[Provided data]
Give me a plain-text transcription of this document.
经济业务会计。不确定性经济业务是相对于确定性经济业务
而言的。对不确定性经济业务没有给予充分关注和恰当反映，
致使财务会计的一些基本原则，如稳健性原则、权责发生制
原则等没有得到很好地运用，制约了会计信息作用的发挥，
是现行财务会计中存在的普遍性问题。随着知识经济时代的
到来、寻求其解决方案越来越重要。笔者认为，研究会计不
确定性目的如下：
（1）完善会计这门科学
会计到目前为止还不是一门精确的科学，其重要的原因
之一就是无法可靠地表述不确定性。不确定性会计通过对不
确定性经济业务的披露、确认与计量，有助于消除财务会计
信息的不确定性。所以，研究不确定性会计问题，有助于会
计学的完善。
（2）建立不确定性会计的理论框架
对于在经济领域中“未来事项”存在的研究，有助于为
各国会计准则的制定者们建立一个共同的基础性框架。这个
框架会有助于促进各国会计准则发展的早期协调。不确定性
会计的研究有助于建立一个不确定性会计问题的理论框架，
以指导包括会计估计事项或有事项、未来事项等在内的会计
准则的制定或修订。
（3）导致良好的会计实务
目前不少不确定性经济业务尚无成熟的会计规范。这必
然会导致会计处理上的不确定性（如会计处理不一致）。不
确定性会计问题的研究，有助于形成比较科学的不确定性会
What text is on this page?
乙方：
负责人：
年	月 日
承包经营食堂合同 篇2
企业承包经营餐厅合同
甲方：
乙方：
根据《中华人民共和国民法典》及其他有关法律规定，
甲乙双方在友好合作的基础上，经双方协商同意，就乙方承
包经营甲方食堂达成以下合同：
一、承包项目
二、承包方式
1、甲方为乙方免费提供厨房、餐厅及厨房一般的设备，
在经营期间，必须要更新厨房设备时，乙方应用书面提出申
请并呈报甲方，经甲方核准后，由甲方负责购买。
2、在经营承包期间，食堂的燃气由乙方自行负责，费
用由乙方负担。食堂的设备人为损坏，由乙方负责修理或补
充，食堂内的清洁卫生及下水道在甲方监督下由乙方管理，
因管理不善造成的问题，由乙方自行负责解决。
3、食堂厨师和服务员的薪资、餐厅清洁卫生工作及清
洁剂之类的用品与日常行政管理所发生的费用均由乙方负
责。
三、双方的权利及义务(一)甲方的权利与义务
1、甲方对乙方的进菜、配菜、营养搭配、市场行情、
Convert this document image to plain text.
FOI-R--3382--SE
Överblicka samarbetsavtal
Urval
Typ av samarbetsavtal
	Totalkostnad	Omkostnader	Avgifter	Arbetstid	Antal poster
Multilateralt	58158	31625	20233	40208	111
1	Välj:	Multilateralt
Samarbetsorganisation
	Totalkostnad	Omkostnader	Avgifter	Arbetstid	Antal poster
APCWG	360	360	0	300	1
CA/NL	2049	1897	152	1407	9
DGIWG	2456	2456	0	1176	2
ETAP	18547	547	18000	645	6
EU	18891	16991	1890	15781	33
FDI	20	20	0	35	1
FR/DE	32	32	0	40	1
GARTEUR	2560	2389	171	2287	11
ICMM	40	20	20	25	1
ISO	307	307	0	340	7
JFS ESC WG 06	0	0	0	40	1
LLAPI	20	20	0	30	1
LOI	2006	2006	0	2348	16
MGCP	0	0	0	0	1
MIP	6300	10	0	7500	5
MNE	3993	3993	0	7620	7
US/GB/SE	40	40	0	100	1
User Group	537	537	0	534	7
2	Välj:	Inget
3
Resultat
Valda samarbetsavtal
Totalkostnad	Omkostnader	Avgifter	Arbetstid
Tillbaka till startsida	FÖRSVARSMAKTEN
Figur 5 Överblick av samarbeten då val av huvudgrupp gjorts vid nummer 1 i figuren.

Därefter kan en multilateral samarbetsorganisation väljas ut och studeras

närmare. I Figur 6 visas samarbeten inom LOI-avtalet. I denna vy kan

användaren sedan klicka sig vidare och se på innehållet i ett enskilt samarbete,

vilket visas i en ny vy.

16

[Written exercise] Every record should be given again exactly.

[Solution for this task]
Give me a plain-text transcription of this document.
经济业务会计。不确定性经济业务是相对于确定性经济业务
而言的。对不确定性经济业务没有给予充分关注和恰当反映，
致使财务会计的一些基本原则，如稳健性原则、权责发生制
原则等没有得到很好地运用，制约了会计信息作用的发挥，
是现行财务会计中存在的普遍性问题。随着知识经济时代的
到来、寻求其解决方案越来越重要。笔者认为，研究会计不
确定性目的如下：
（1）完善会计这门科学
会计到目前为止还不是一门精确的科学，其重要的原因
之一就是无法可靠地表述不确定性。不确定性会计通过对不
确定性经济业务的披露、确认与计量，有助于消除财务会计
信息的不确定性。所以，研究不确定性会计问题，有助于会
计学的完善。
（2）建立不确定性会计的理论框架
对于在经济领域中“未来事项”存在的研究，有助于为
各国会计准则的制定者们建立一个共同的基础性框架。这个
框架会有助于促进各国会计准则发展的早期协调。不确定性
会计的研究有助于建立一个不确定性会计问题的理论框架，
以指导包括会计估计事项或有事项、未来事项等在内的会计
准则的制定或修订。
（3）导致良好的会计实务
目前不少不确定性经济业务尚无成熟的会计规范。这必
然会导致会计处理上的不确定性（如会计处理不一致）。不
确定性会计问题的研究，有助于形成比较科学的不确定性会
What text is on this page?
乙方：
负责人：
年	月 日
承包经营食堂合同 篇2
企业承包经营餐厅合同
甲方：
乙方：
根据《中华人民共和国民法典》及其他有关法律规定，
甲乙双方在友好合作的基础上，经双方协商同意，就乙方承
包经营甲方食堂达成以下合同：
一、承包项目
二、承包方式
1、甲方为乙方免费提供厨房、餐厅及厨房一般的设备，
在经营期间，必须要更新厨房设备时，乙方应用书面提出申
请并呈报甲方，经甲方核准后，由甲方负责购买。
2、在经营承包期间，食堂的燃气由乙方自行负责，费
用由乙方负担。食堂的设备人为损坏，由乙方负责修理或补
充，食堂内的清洁卫生及下水道在甲方监督下由乙方管理，
因管理不善造成的问题，由乙方自行负责解决。
3、食堂厨师和服务员的薪资、餐厅清洁卫生工作及清
洁剂之类的用品与日常行政管理所发生的费用均由乙方负
责。
三、双方的权利及义务(一)甲方的权利与义务
1、甲方对乙方的进菜、配菜、营养搭配、市场行情、
Convert this document image to plain text.
FOI-R--3382--SE
Överblicka samarbetsavtal
Urval
Typ av samarbetsavtal
	Totalkostnad	Omkostnader	Avgifter	Arbetstid	Antal poster
Multilateralt	58158	31625	20233	40208	111
1	Välj:	Multilateralt
Samarbetsorganisation
	Totalkostnad	Omkostnader	Avgifter	Arbetstid	Antal poster
APCWG	360	360	0	300	1
CA/NL	2049	1897	152	1407	9
DGIWG	2456	2456	0	1176	2
ETAP	18547	547	18000	645	6
EU	18891	16991	1890	15781	33
FDI	20	20	0	35	1
FR/DE	32	32	0	40	1
GARTEUR	2560	2389	171	2287	11
ICMM	40	20	20	25	1
ISO	307	307	0	340	7
JFS ESC WG 06	0	0	0	40	1
LLAPI	20	20	0	30	1
LOI	2006	2006	0	2348	16
MGCP	0	0	0	0	1
MIP	6300	10	0	7500	5
MNE	3993	3993	0	7620	7
US/GB/SE	40	40	0	100	1
User Group	537	537	0	534	7
2	Välj:	Inget
3
Resultat
Valda samarbetsavtal
Totalkostnad	Omkostnader	Avgifter	Arbetstid
Tillbaka till startsida	FÖRSVARSMAKTEN
Figur 5 Överblick av samarbeten då val av huvudgrupp gjorts vid nummer 1 i figuren.

Därefter kan en multilateral samarbetsorganisation väljas ut och studeras

närmare. I Figur 6 visas samarbeten inom LOI-avtalet. I denna vy kan

användaren sedan klicka sig vidare och se på innehållet i ett enskilt samarbete,

vilket visas i en ny vy.

16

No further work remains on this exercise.